- Aim -
Select the lines that contain "Registry" and copy each of them.
Start of Data excerpts
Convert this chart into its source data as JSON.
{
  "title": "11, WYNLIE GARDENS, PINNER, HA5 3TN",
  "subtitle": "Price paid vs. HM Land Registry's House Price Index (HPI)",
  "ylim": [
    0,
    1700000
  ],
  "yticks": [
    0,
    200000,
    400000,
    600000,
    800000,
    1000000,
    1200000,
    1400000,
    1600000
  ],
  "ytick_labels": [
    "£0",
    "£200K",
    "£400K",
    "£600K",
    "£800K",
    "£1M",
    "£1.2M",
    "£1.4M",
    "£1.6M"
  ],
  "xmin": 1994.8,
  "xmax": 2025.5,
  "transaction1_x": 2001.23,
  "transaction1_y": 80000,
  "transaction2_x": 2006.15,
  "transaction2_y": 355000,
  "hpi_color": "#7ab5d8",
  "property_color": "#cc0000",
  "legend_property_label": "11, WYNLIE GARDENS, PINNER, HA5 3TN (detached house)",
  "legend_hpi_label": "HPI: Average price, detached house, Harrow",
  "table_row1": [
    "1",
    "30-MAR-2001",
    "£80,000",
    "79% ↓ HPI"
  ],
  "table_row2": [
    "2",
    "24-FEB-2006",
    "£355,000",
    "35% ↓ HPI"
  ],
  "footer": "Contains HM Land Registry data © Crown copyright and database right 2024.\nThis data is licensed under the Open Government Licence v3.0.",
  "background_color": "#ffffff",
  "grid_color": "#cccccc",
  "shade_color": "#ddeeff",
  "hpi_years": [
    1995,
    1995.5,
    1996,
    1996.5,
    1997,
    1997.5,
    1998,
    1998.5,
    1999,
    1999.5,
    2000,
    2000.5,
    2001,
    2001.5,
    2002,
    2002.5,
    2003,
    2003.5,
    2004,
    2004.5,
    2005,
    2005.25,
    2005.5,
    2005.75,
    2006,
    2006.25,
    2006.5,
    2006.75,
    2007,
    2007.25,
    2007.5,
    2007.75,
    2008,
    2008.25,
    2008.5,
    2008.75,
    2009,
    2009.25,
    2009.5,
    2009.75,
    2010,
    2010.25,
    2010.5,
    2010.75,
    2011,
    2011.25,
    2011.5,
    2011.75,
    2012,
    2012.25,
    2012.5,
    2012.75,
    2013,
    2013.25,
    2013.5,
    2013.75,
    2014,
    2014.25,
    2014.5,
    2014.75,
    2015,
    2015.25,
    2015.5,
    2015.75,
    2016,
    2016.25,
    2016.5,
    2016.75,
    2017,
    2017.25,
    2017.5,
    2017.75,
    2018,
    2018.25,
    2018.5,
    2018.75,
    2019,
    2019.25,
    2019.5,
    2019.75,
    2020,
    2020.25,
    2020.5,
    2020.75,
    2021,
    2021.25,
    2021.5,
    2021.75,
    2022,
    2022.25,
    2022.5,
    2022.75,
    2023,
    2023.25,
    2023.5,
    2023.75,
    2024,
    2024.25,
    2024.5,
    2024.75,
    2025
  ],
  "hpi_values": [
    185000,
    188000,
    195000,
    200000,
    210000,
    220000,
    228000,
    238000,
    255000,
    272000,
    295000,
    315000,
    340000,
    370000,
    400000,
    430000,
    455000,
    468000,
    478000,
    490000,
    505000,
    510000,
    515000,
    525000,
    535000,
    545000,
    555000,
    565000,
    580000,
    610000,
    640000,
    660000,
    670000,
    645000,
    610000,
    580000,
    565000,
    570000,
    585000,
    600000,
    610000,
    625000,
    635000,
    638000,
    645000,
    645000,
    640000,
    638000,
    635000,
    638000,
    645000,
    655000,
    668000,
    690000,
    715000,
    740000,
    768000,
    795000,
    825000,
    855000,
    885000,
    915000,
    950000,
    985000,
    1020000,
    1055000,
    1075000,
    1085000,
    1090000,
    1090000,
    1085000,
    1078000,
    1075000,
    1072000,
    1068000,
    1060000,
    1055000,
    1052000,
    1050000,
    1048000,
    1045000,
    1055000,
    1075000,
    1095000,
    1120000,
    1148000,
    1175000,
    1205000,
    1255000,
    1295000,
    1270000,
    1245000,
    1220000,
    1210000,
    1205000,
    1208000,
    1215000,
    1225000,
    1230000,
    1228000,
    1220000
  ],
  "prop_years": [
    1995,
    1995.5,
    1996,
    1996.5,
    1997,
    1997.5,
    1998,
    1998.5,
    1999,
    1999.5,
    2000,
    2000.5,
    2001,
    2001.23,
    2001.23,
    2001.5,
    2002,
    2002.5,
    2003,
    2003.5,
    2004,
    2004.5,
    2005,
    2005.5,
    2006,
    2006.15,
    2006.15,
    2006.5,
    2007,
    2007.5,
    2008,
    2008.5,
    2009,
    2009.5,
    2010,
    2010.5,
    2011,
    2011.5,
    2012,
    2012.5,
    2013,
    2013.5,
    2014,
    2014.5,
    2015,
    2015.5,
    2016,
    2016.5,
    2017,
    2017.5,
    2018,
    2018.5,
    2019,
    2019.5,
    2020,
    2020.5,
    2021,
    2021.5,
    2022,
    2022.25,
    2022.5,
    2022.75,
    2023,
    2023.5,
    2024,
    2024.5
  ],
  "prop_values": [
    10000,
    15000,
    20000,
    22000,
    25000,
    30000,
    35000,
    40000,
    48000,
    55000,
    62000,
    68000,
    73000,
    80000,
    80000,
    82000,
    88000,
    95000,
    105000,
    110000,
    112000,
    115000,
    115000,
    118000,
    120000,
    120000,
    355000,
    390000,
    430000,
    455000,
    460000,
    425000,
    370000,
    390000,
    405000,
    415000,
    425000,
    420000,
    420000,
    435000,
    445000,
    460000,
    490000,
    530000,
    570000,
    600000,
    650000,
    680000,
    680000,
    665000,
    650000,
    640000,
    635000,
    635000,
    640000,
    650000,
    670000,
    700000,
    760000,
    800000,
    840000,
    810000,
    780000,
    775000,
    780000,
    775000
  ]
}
End of Data excerpts
- Exercise result -
  "subtitle": "Price paid vs. HM Land Registry's House Price Index (HPI)",
  "footer": "Contains HM Land Registry data © Crown copyright and database right 2024.\nThis data is licensed under the Open Government Licence v3.0.",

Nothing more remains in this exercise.